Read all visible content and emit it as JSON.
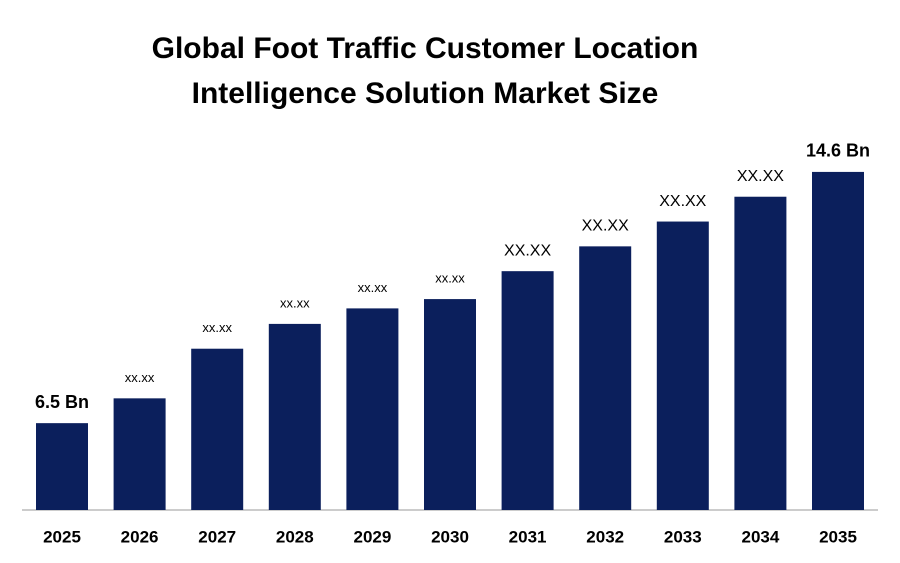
{
  "chart_data": {
    "type": "bar",
    "title": [
      "Global Foot Traffic Customer Location",
      "Intelligence Solution Market Size"
    ],
    "categories": [
      "2025",
      "2026",
      "2027",
      "2028",
      "2029",
      "2030",
      "2031",
      "2032",
      "2033",
      "2034",
      "2035"
    ],
    "values": [
      6.5,
      7.3,
      8.9,
      9.7,
      10.2,
      10.5,
      11.4,
      12.2,
      13.0,
      13.8,
      14.6
    ],
    "value_labels": [
      "6.5 Bn",
      "xx.xx",
      "xx.xx",
      "xx.xx",
      "xx.xx",
      "xx.xx",
      "XX.XX",
      "XX.XX",
      "XX.XX",
      "XX.XX",
      "14.6 Bn"
    ],
    "color": "#0b1f5c",
    "ylim": [
      3.7,
      15.5
    ]
  }
}
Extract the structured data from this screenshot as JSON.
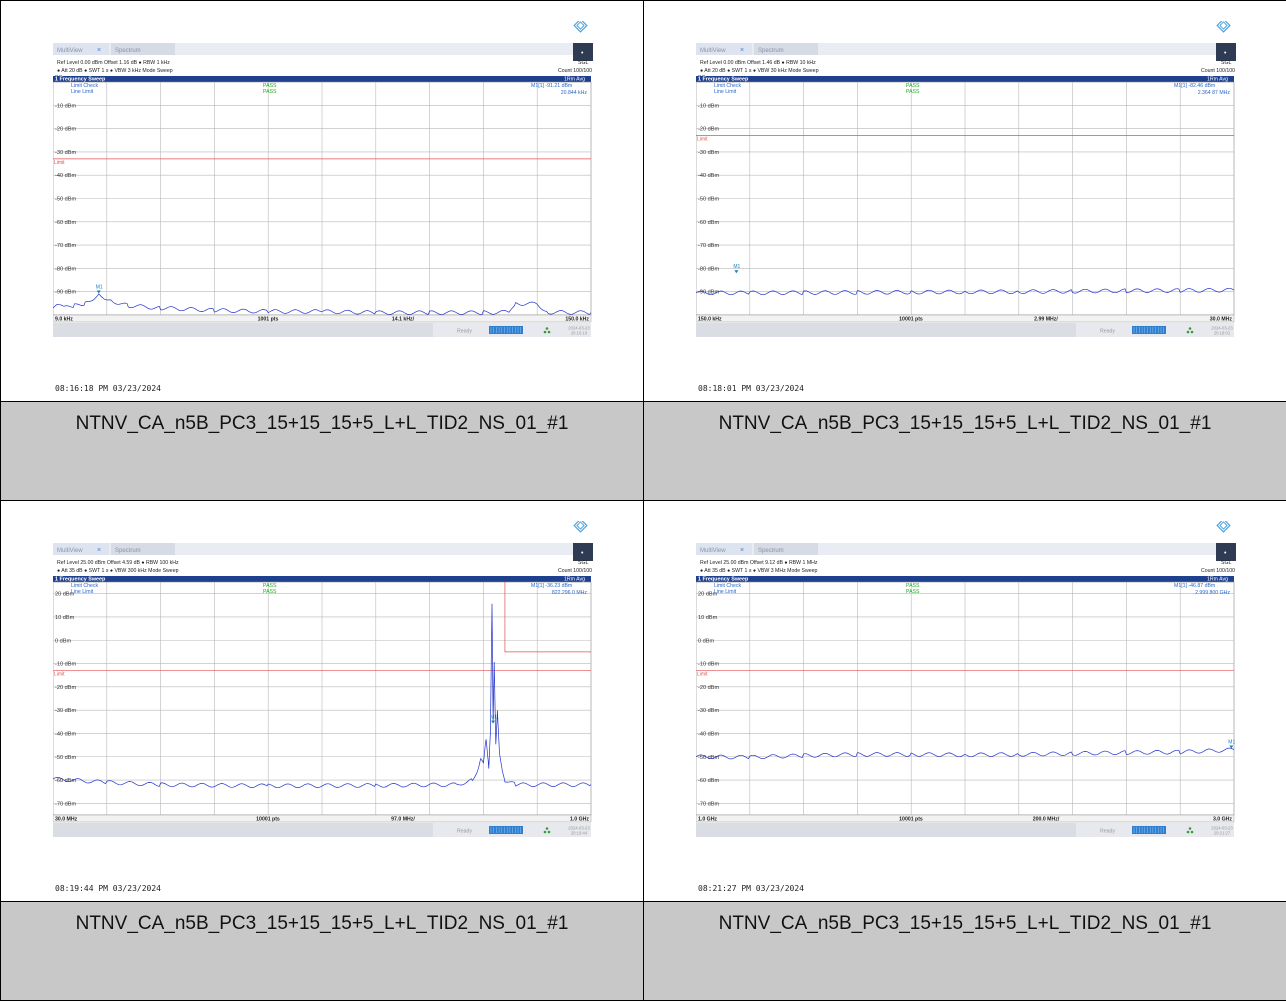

________________

Copy the entries exactly. Leave out the images.

Read all visible content and emit it as JSON.
{
  "chart_data": {
    "type": "bar",
    "title": [
      "Global Foot Traffic Customer Location",
      "Intelligence Solution Market Size"
    ],
    "categories": [
      "2025",
      "2026",
      "2027",
      "2028",
      "2029",
      "2030",
      "2031",
      "2032",
      "2033",
      "2034",
      "2035"
    ],
    "values": [
      6.5,
      7.3,
      8.9,
      9.7,
      10.2,
      10.5,
      11.4,
      12.2,
      13.0,
      13.8,
      14.6
    ],
    "value_labels": [
      "6.5 Bn",
      "xx.xx",
      "xx.xx",
      "xx.xx",
      "xx.xx",
      "xx.xx",
      "XX.XX",
      "XX.XX",
      "XX.XX",
      "XX.XX",
      "14.6 Bn"
    ],
    "color": "#0b1f5c",
    "ylim": [
      3.7,
      15.5
    ]
  }
}
Extract the structured data from this screenshot as JSON.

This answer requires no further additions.